SHORT EXERCISE:
Quote the entries word for word. Omit the pictures.
━━━ INPUT FOR THIS TASK
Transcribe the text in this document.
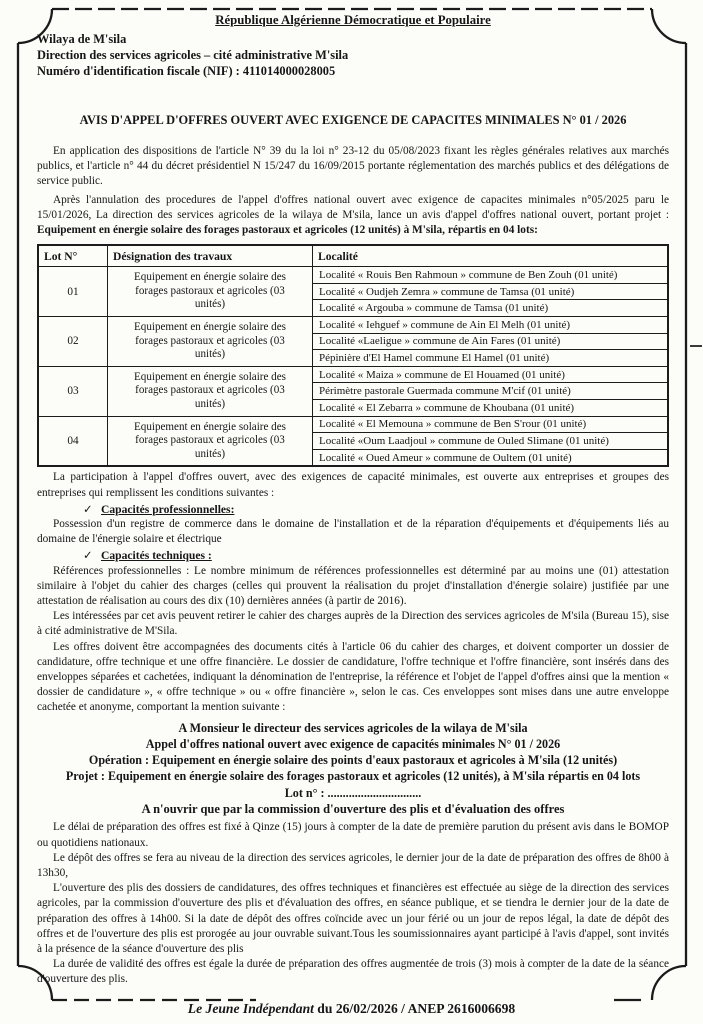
République Algérienne Démocratique et Populaire
Wilaya de M'sila
Direction des services agricoles – cité administrative M'sila
Numéro d'identification fiscale (NIF) : 411014000028005
AVIS D'APPEL D'OFFRES OUVERT AVEC EXIGENCE DE CAPACITES MINIMALES N° 01 / 2026

En application des dispositions de l'article N° 39 du la loi n° 23-12 du 05/08/2023 fixant les règles générales relatives aux marchés publics, et l'article n° 44 du décret présidentiel N 15/247 du 16/09/2015 portante réglementation des marchés publics et des délégations de service public.

Après l'annulation des procedures de l'appel d'offres national ouvert avec exigence de capacites minimales n°05/2025 paru le 15/01/2026, La direction des services agricoles de la wilaya de M'sila, lance un avis d'appel d'offres national ouvert, portant projet : Equipement en énergie solaire des forages pastoraux et agricoles (12 unités) à M'sila, répartis en 04 lots:

Lot N°	Désignation des travaux	Localité
01	Equipement en énergie solaire des forages pastoraux et agricoles (03 unités)	Localité « Rouis Ben Rahmoun » commune de Ben Zouh (01 unité)
		Localité « Oudjeh Zemra » commune de Tamsa (01 unité)
		Localité « Argouba » commune de Tamsa (01 unité)
02	Equipement en énergie solaire des forages pastoraux et agricoles (03 unités)	Localité « Iehguef » commune de Ain El Melh (01 unité)
		Localité «Laeligue » commune de Ain Fares (01 unité)
		Pépinière d'El Hamel commune El Hamel (01 unité)
03	Equipement en énergie solaire des forages pastoraux et agricoles (03 unités)	Localité « Maiza » commune de El Houamed (01 unité)
		Périmètre pastorale Guermada commune M'cif (01 unité)
		Localité « El Zebarra » commune de Khoubana (01 unité)
04	Equipement en énergie solaire des forages pastoraux et agricoles (03 unités)	Localité « El Memouna » commune de Ben S'rour (01 unité)
		Localité «Oum Laadjoul » commune de Ouled Slimane (01 unité)
		Localité « Oued Ameur » commune de Oultem (01 unité)

La participation à l'appel d'offres ouvert, avec des exigences de capacité minimales, est ouverte aux entreprises et groupes des entreprises qui remplissent les conditions suivantes :

✓ Capacités professionnelles:

Possession d'un registre de commerce dans le domaine de l'installation et de la réparation d'équipements et d'équipements liés au domaine de l'énergie solaire et électrique

✓ Capacités techniques :

Références professionnelles : Le nombre minimum de références professionnelles est déterminé par au moins une (01) attestation similaire à l'objet du cahier des charges (celles qui prouvent la réalisation du projet d'installation d'énergie solaire) justifiée par une attestation de réalisation au cours des dix (10) dernières années (à partir de 2016).

Les intéressées par cet avis peuvent retirer le cahier des charges auprès de la Direction des services agricoles de M'sila (Bureau 15), sise à cité administrative de M'Sila.

Les offres doivent être accompagnées des documents cités à l'article 06 du cahier des charges, et doivent comporter un dossier de candidature, offre technique et une offre financière. Le dossier de candidature, l'offre technique et l'offre financière, sont insérés dans des enveloppes séparées et cachetées, indiquant la dénomination de l'entreprise, la référence et l'objet de l'appel d'offres ainsi que la mention « dossier de candidature », « offre technique » ou « offre financière », selon le cas. Ces enveloppes sont mises dans une autre enveloppe cachetée et anonyme, comportant la mention suivante :

A Monsieur le directeur des services agricoles de la wilaya de M'sila
Appel d'offres national ouvert avec exigence de capacités minimales N° 01 / 2026
Opération : Equipement en énergie solaire des points d'eaux pastoraux et agricoles à M'sila (12 unités)
Projet : Equipement en énergie solaire des forages pastoraux et agricoles (12 unités), à M'sila répartis en 04 lots
Lot n° : ...............................
A n'ouvrir que par la commission d'ouverture des plis et d'évaluation des offres

Le délai de préparation des offres est fixé à Qinze (15) jours à compter de la date de première parution du présent avis dans le BOMOP ou quotidiens nationaux.

Le dépôt des offres se fera au niveau de la direction des services agricoles, le dernier jour de la date de préparation des offres de 8h00 à 13h30,

L'ouverture des plis des dossiers de candidatures, des offres techniques et financières est effectuée au siège de la direction des services agricoles, par la commission d'ouverture des plis et d'évaluation des offres, en séance publique, et se tiendra le dernier jour de la date de préparation des offres à 14h00. Si la date de dépôt des offres coïncide avec un jour férié ou un jour de repos légal, la date de dépôt des offres et de l'ouverture des plis est prorogée au jour ouvrable suivant.Tous les soumissionnaires ayant participé à l'avis d'appel, sont invités à la présence de la séance d'ouverture des plis

La durée de validité des offres est égale la durée de préparation des offres augmentée de trois (3) mois à compter de la date de la séance d'ouverture des plis.

Le Jeune Indépendant du 26/02/2026 / ANEP 2616006698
━━━━━━
REPLY:
Transcribe the text in this document.
République Algérienne Démocratique et Populaire
Wilaya de M'sila
Direction des services agricoles – cité administrative M'sila
Numéro d'identification fiscale (NIF) : 411014000028005
AVIS D'APPEL D'OFFRES OUVERT AVEC EXIGENCE DE CAPACITES MINIMALES N° 01 / 2026

En application des dispositions de l'article N° 39 du la loi n° 23-12 du 05/08/2023 fixant les règles générales relatives aux marchés publics, et l'article n° 44 du décret présidentiel N 15/247 du 16/09/2015 portante réglementation des marchés publics et des délégations de service public.

Après l'annulation des procedures de l'appel d'offres national ouvert avec exigence de capacites minimales n°05/2025 paru le 15/01/2026, La direction des services agricoles de la wilaya de M'sila, lance un avis d'appel d'offres national ouvert, portant projet : Equipement en énergie solaire des forages pastoraux et agricoles (12 unités) à M'sila, répartis en 04 lots:

Lot N°	Désignation des travaux	Localité
01	Equipement en énergie solaire des forages pastoraux et agricoles (03 unités)	Localité « Rouis Ben Rahmoun » commune de Ben Zouh (01 unité)
		Localité « Oudjeh Zemra » commune de Tamsa (01 unité)
		Localité « Argouba » commune de Tamsa (01 unité)
02	Equipement en énergie solaire des forages pastoraux et agricoles (03 unités)	Localité « Iehguef » commune de Ain El Melh (01 unité)
		Localité «Laeligue » commune de Ain Fares (01 unité)
		Pépinière d'El Hamel commune El Hamel (01 unité)
03	Equipement en énergie solaire des forages pastoraux et agricoles (03 unités)	Localité « Maiza » commune de El Houamed (01 unité)
		Périmètre pastorale Guermada commune M'cif (01 unité)
		Localité « El Zebarra » commune de Khoubana (01 unité)
04	Equipement en énergie solaire des forages pastoraux et agricoles (03 unités)	Localité « El Memouna » commune de Ben S'rour (01 unité)
		Localité «Oum Laadjoul » commune de Ouled Slimane (01 unité)
		Localité « Oued Ameur » commune de Oultem (01 unité)

La participation à l'appel d'offres ouvert, avec des exigences de capacité minimales, est ouverte aux entreprises et groupes des entreprises qui remplissent les conditions suivantes :

✓ Capacités professionnelles:

Possession d'un registre de commerce dans le domaine de l'installation et de la réparation d'équipements et d'équipements liés au domaine de l'énergie solaire et électrique

✓ Capacités techniques :

Références professionnelles : Le nombre minimum de références professionnelles est déterminé par au moins une (01) attestation similaire à l'objet du cahier des charges (celles qui prouvent la réalisation du projet d'installation d'énergie solaire) justifiée par une attestation de réalisation au cours des dix (10) dernières années (à partir de 2016).

Les intéressées par cet avis peuvent retirer le cahier des charges auprès de la Direction des services agricoles de M'sila (Bureau 15), sise à cité administrative de M'Sila.

Les offres doivent être accompagnées des documents cités à l'article 06 du cahier des charges, et doivent comporter un dossier de candidature, offre technique et une offre financière. Le dossier de candidature, l'offre technique et l'offre financière, sont insérés dans des enveloppes séparées et cachetées, indiquant la dénomination de l'entreprise, la référence et l'objet de l'appel d'offres ainsi que la mention « dossier de candidature », « offre technique » ou « offre financière », selon le cas. Ces enveloppes sont mises dans une autre enveloppe cachetée et anonyme, comportant la mention suivante :

A Monsieur le directeur des services agricoles de la wilaya de M'sila
Appel d'offres national ouvert avec exigence de capacités minimales N° 01 / 2026
Opération : Equipement en énergie solaire des points d'eaux pastoraux et agricoles à M'sila (12 unités)
Projet : Equipement en énergie solaire des forages pastoraux et agricoles (12 unités), à M'sila répartis en 04 lots
Lot n° : ...............................
A n'ouvrir que par la commission d'ouverture des plis et d'évaluation des offres

Le délai de préparation des offres est fixé à Qinze (15) jours à compter de la date de première parution du présent avis dans le BOMOP ou quotidiens nationaux.

Le dépôt des offres se fera au niveau de la direction des services agricoles, le dernier jour de la date de préparation des offres de 8h00 à 13h30,

L'ouverture des plis des dossiers de candidatures, des offres techniques et financières est effectuée au siège de la direction des services agricoles, par la commission d'ouverture des plis et d'évaluation des offres, en séance publique, et se tiendra le dernier jour de la date de préparation des offres à 14h00. Si la date de dépôt des offres coïncide avec un jour férié ou un jour de repos légal, la date de dépôt des offres et de l'ouverture des plis est prorogée au jour ouvrable suivant.Tous les soumissionnaires ayant participé à l'avis d'appel, sont invités à la présence de la séance d'ouverture des plis

La durée de validité des offres est égale la durée de préparation des offres augmentée de trois (3) mois à compter de la date de la séance d'ouverture des plis.

Le Jeune Indépendant du 26/02/2026 / ANEP 2616006698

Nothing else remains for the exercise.